* **YOUR TASK**
Go through the data below. List every line that holds the word "Jasa".

[Collection entries]
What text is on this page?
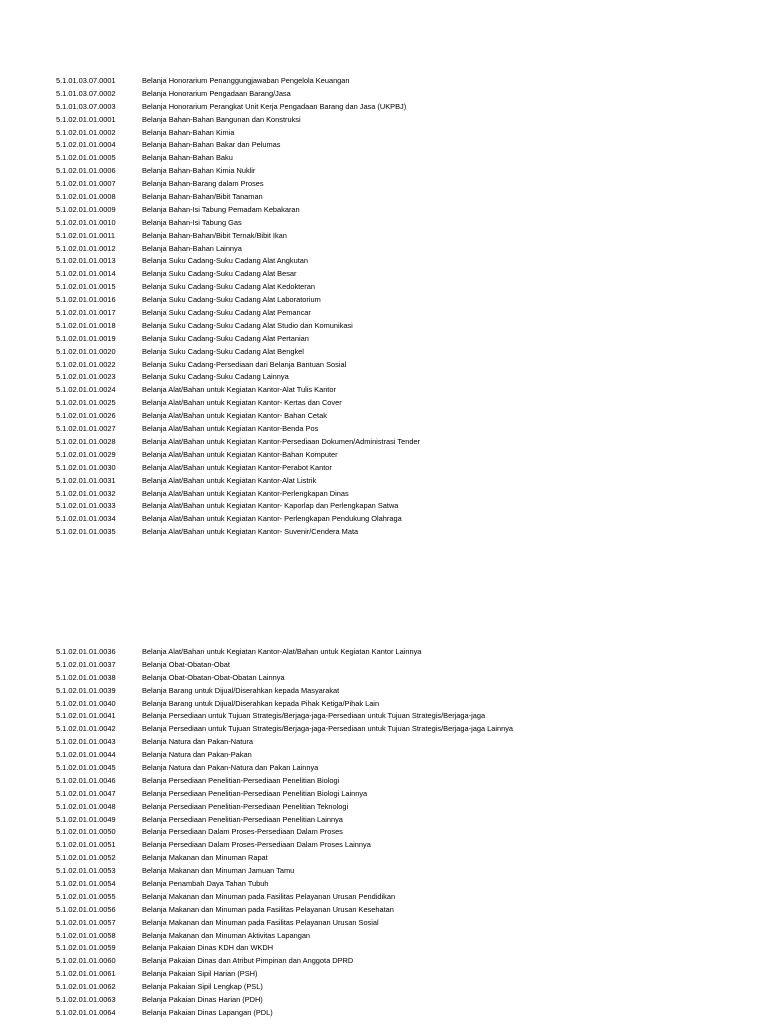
5.1.01.03.07.0001	Belanja Honorarium Penanggungjawaban Pengelola Keuangan
5.1.01.03.07.0002	Belanja Honorarium Pengadaan Barang/Jasa
5.1.01.03.07.0003	Belanja Honorarium Perangkat Unit Kerja Pengadaan Barang dan Jasa (UKPBJ)
5.1.02.01.01.0001	Belanja Bahan-Bahan Bangunan dan Konstruksi
5.1.02.01.01.0002	Belanja Bahan-Bahan Kimia
5.1.02.01.01.0004	Belanja Bahan-Bahan Bakar dan Pelumas
5.1.02.01.01.0005	Belanja Bahan-Bahan Baku
5.1.02.01.01.0006	Belanja Bahan-Bahan Kimia Nuklir
5.1.02.01.01.0007	Belanja Bahan-Barang dalam Proses
5.1.02.01.01.0008	Belanja Bahan-Bahan/Bibit Tanaman
5.1.02.01.01.0009	Belanja Bahan-Isi Tabung Pemadam Kebakaran
5.1.02.01.01.0010	Belanja Bahan-Isi Tabung Gas
5.1.02.01.01.0011	Belanja Bahan-Bahan/Bibit Ternak/Bibit Ikan
5.1.02.01.01.0012	Belanja Bahan-Bahan Lainnya
5.1.02.01.01.0013	Belanja Suku Cadang-Suku Cadang Alat Angkutan
5.1.02.01.01.0014	Belanja Suku Cadang-Suku Cadang Alat Besar
5.1.02.01.01.0015	Belanja Suku Cadang-Suku Cadang Alat Kedokteran
5.1.02.01.01.0016	Belanja Suku Cadang-Suku Cadang Alat Laboratorium
5.1.02.01.01.0017	Belanja Suku Cadang-Suku Cadang Alat Pemancar
5.1.02.01.01.0018	Belanja Suku Cadang-Suku Cadang Alat Studio dan Komunikasi
5.1.02.01.01.0019	Belanja Suku Cadang-Suku Cadang Alat Pertanian
5.1.02.01.01.0020	Belanja Suku Cadang-Suku Cadang Alat Bengkel
5.1.02.01.01.0022	Belanja Suku Cadang-Persediaan dari Belanja Bantuan Sosial
5.1.02.01.01.0023	Belanja Suku Cadang-Suku Cadang Lainnya
5.1.02.01.01.0024	Belanja Alat/Bahan untuk Kegiatan Kantor-Alat Tulis Kantor
5.1.02.01.01.0025	Belanja Alat/Bahan untuk Kegiatan Kantor- Kertas dan Cover
5.1.02.01.01.0026	Belanja Alat/Bahan untuk Kegiatan Kantor- Bahan Cetak
5.1.02.01.01.0027	Belanja Alat/Bahan untuk Kegiatan Kantor-Benda Pos
5.1.02.01.01.0028	Belanja Alat/Bahan untuk Kegiatan Kantor-Persediaan Dokumen/Administrasi Tender
5.1.02.01.01.0029	Belanja Alat/Bahan untuk Kegiatan Kantor-Bahan Komputer
5.1.02.01.01.0030	Belanja Alat/Bahan untuk Kegiatan Kantor-Perabot Kantor
5.1.02.01.01.0031	Belanja Alat/Bahan untuk Kegiatan Kantor-Alat Listrik
5.1.02.01.01.0032	Belanja Alat/Bahan untuk Kegiatan Kantor-Perlengkapan Dinas
5.1.02.01.01.0033	Belanja Alat/Bahan untuk Kegiatan Kantor- Kaporlap dan Perlengkapan Satwa
5.1.02.01.01.0034	Belanja Alat/Bahan untuk Kegiatan Kantor- Perlengkapan Pendukung Olahraga
5.1.02.01.01.0035	Belanja Alat/Bahan untuk Kegiatan Kantor- Suvenir/Cendera Mata
5.1.02.01.01.0036	Belanja Alat/Bahan untuk Kegiatan Kantor-Alat/Bahan untuk Kegiatan Kantor Lainnya
5.1.02.01.01.0037	Belanja Obat-Obatan-Obat
5.1.02.01.01.0038	Belanja Obat-Obatan-Obat-Obatan Lainnya
5.1.02.01.01.0039	Belanja Barang untuk Dijual/Diserahkan kepada Masyarakat
5.1.02.01.01.0040	Belanja Barang untuk Dijual/Diserahkan kepada Pihak Ketiga/Pihak Lain
5.1.02.01.01.0041	Belanja Persediaan untuk Tujuan Strategis/Berjaga-jaga-Persediaan untuk Tujuan Strategis/Berjaga-jaga
5.1.02.01.01.0042	Belanja Persediaan untuk Tujuan Strategis/Berjaga-jaga-Persediaan untuk Tujuan Strategis/Berjaga-jaga Lainnya
5.1.02.01.01.0043	Belanja Natura dan Pakan-Natura
5.1.02.01.01.0044	Belanja Natura dan Pakan-Pakan
5.1.02.01.01.0045	Belanja Natura dan Pakan-Natura dan Pakan Lainnya
5.1.02.01.01.0046	Belanja Persediaan Penelitian-Persediaan Penelitian Biologi
5.1.02.01.01.0047	Belanja Persediaan Penelitian-Persediaan Penelitian Biologi Lainnya
5.1.02.01.01.0048	Belanja Persediaan Penelitian-Persediaan Penelitian Teknologi
5.1.02.01.01.0049	Belanja Persediaan Penelitian-Persediaan Penelitian Lainnya
5.1.02.01.01.0050	Belanja Persediaan Dalam Proses-Persediaan Dalam Proses
5.1.02.01.01.0051	Belanja Persediaan Dalam Proses-Persediaan Dalam Proses Lainnya
5.1.02.01.01.0052	Belanja Makanan dan Minuman Rapat
5.1.02.01.01.0053	Belanja Makanan dan Minuman Jamuan Tamu
5.1.02.01.01.0054	Belanja Penambah Daya Tahan Tubuh
5.1.02.01.01.0055	Belanja Makanan dan Minuman pada Fasilitas Pelayanan Urusan Pendidikan
5.1.02.01.01.0056	Belanja Makanan dan Minuman pada Fasilitas Pelayanan Urusan Kesehatan
5.1.02.01.01.0057	Belanja Makanan dan Minuman pada Fasilitas Pelayanan Urusan Sosial
5.1.02.01.01.0058	Belanja Makanan dan Minuman Aktivitas Lapangan
5.1.02.01.01.0059	Belanja Pakaian Dinas KDH dan WKDH
5.1.02.01.01.0060	Belanja Pakaian Dinas dan Atribut Pimpinan dan Anggota DPRD
5.1.02.01.01.0061	Belanja Pakaian Sipil Harian (PSH)
5.1.02.01.01.0062	Belanja Pakaian Sipil Lengkap (PSL)
5.1.02.01.01.0063	Belanja Pakaian Dinas Harian (PDH)
5.1.02.01.01.0064	Belanja Pakaian Dinas Lapangan (PDL)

* **COMPLETE RESPONSE**
5.1.01.03.07.0002	Belanja Honorarium Pengadaan Barang/Jasa
5.1.01.03.07.0003	Belanja Honorarium Perangkat Unit Kerja Pengadaan Barang dan Jasa (UKPBJ)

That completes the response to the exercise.